[[ PROVIDED PASSAGE open ]]
Meanwhile, the company is actively encouraging PlayStation 4 owners to switch to the new console, and many gamers didn’t have a PS4 but do have a PlayStation 5.
Sony’s chief financial officer Hiroki Totoki said in the company’s quarterly financial report that Sony initially feared that the Xbox Series would be able to catch up with the PlayStation 6 in terms of sales, but that the tables had turned in the previous quarter: “In the United States also, in summer there was some narrowing of the gap [between the PlayStation 5 and its peers], but more recently our share has expanded significantly. However, this is something dynamic, so we have to observe the situation from the fourth quarter onwards,” said Hiroki, who will also become Sony’s president in April, while his predecessor Kenichiro Yoshida will become CEO.
Sony has recently started marketing Live from PS5, with TV commercials and trailers to encourage gamers who are still on PlayStation 4 to switch to the PlayStation 5 (and pay the price, which was increased almost everywhere, but in America, they didn’t dare to raise the price – no wonder their market share grew…). At the end of the year, many people switched consoles, so the engagement rate of PlayStation 4 players dropped while that of PlayStation 5 increased. It considers the proportion of PlayStation Plus subscribers, time spent playing and spending, and is why Sony has decided to “continue to accelerate the transition of PlayStation 4 users to PlayStation 5.”
[[ PROVIDED PASSAGE closed ]]
[[ DATA open ]]
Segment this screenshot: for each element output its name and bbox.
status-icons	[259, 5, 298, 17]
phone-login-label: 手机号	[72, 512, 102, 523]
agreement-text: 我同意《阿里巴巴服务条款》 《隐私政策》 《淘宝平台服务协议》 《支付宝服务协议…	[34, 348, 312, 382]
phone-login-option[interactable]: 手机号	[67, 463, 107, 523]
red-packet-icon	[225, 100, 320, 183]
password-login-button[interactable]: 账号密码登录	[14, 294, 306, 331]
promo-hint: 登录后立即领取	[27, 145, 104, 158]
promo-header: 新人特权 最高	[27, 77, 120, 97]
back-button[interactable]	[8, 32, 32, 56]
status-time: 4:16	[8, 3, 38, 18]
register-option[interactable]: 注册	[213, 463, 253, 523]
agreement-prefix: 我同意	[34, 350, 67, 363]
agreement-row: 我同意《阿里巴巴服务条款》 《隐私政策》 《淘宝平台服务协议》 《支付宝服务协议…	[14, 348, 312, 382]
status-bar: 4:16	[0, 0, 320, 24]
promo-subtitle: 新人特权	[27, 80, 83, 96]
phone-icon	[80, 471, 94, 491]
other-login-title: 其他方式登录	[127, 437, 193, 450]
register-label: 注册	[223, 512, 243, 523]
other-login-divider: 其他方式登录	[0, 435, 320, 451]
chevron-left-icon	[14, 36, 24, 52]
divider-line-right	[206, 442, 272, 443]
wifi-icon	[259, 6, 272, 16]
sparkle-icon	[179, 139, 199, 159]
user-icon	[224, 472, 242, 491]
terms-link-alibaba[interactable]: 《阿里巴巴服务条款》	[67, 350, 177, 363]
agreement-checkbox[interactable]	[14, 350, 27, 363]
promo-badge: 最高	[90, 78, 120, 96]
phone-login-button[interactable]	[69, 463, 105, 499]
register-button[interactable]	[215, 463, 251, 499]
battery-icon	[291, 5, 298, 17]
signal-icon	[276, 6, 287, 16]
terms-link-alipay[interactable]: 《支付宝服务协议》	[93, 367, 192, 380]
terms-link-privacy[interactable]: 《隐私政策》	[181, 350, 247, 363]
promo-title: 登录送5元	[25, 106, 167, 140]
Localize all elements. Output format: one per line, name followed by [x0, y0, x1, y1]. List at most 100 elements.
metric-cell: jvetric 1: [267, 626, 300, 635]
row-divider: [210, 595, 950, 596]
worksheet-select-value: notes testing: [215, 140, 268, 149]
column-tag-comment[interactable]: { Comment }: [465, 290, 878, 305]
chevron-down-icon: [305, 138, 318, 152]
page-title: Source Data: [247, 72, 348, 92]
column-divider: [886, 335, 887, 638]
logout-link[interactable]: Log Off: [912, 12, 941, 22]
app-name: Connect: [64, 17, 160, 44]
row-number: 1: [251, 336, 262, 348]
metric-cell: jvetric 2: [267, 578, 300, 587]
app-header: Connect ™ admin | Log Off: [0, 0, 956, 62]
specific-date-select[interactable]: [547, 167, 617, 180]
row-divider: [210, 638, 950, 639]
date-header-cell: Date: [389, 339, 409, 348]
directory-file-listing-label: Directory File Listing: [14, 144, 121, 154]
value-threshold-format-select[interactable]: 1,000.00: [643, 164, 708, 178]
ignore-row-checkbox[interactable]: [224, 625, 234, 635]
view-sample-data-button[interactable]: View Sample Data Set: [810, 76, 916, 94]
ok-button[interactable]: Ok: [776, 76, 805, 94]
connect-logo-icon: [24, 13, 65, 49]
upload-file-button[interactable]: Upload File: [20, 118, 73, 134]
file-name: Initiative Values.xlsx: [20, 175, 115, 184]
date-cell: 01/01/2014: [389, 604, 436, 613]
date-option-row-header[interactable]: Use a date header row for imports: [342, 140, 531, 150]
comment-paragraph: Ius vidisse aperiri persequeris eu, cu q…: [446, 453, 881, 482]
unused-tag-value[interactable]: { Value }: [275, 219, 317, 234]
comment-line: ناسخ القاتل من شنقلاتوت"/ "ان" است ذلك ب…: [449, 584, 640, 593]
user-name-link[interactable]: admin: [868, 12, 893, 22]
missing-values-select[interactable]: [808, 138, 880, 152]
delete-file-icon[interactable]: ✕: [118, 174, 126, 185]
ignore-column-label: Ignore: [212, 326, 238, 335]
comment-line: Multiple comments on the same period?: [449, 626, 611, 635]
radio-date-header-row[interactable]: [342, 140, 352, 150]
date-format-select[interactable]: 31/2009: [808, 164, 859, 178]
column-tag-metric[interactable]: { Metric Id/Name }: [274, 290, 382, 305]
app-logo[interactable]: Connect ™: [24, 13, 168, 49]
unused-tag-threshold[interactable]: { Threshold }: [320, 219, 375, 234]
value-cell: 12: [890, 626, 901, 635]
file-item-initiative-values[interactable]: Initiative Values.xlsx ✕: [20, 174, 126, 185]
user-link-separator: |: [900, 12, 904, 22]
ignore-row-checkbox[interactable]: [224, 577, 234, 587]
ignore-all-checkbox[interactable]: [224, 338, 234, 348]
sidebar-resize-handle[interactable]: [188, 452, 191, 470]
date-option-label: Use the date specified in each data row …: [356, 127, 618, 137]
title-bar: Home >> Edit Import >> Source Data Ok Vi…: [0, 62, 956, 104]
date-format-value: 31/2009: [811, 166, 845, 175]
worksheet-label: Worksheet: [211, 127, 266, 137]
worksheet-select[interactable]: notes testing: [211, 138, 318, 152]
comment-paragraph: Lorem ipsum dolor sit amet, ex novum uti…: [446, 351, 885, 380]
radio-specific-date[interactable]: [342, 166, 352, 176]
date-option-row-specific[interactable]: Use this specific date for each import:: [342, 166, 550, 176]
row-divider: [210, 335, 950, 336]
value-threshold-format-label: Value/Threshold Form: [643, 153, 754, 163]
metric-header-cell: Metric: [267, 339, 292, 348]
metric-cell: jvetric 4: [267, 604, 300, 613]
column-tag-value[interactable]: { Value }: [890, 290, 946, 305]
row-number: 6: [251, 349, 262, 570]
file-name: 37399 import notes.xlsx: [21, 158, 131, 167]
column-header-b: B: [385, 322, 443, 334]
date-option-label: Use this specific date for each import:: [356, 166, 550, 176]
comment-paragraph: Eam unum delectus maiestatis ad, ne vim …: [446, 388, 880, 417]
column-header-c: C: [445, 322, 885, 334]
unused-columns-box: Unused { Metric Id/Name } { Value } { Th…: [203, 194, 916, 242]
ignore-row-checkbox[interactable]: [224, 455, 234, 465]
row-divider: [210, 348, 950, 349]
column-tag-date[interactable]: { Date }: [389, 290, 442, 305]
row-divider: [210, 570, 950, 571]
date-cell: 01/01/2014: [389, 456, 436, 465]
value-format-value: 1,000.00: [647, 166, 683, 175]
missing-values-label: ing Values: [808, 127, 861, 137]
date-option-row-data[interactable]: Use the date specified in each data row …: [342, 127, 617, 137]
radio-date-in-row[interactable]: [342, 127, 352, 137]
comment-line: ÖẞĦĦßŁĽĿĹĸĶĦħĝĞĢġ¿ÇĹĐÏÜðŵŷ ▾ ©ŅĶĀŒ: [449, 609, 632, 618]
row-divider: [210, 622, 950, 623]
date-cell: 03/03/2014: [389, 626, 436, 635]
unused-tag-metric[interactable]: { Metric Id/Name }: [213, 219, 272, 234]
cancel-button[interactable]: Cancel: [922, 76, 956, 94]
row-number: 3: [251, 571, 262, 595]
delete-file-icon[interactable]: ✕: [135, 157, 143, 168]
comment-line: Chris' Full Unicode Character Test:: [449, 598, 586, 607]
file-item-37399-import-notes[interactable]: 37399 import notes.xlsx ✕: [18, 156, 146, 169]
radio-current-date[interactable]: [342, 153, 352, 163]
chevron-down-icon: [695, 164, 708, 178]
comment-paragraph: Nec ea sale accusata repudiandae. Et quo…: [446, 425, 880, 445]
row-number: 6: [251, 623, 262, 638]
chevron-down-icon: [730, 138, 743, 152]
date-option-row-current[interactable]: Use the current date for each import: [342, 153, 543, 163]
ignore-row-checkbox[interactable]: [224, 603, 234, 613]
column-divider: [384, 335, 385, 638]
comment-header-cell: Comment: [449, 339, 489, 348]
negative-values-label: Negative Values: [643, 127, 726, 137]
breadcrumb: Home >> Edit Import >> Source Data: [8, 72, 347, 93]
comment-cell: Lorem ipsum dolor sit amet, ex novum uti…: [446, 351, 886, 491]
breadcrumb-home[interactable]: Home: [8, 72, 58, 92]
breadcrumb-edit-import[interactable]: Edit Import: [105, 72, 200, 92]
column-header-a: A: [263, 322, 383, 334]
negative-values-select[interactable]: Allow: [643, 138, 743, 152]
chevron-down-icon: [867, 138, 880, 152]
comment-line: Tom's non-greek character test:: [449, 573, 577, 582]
[[ DATA closed ]]
Answer these questions from the passage about Sony's PlayStation consoles:
(a) Who will become Sony's president in April?
(b) In which country did Sony not raise the console's price?
(c) What three things does the engagement rate consider?

(a) Hiroki Totoki, Sony's chief financial officer.
(b) America.
(c) The proportion of PlayStation Plus subscribers, time spent playing, and spending.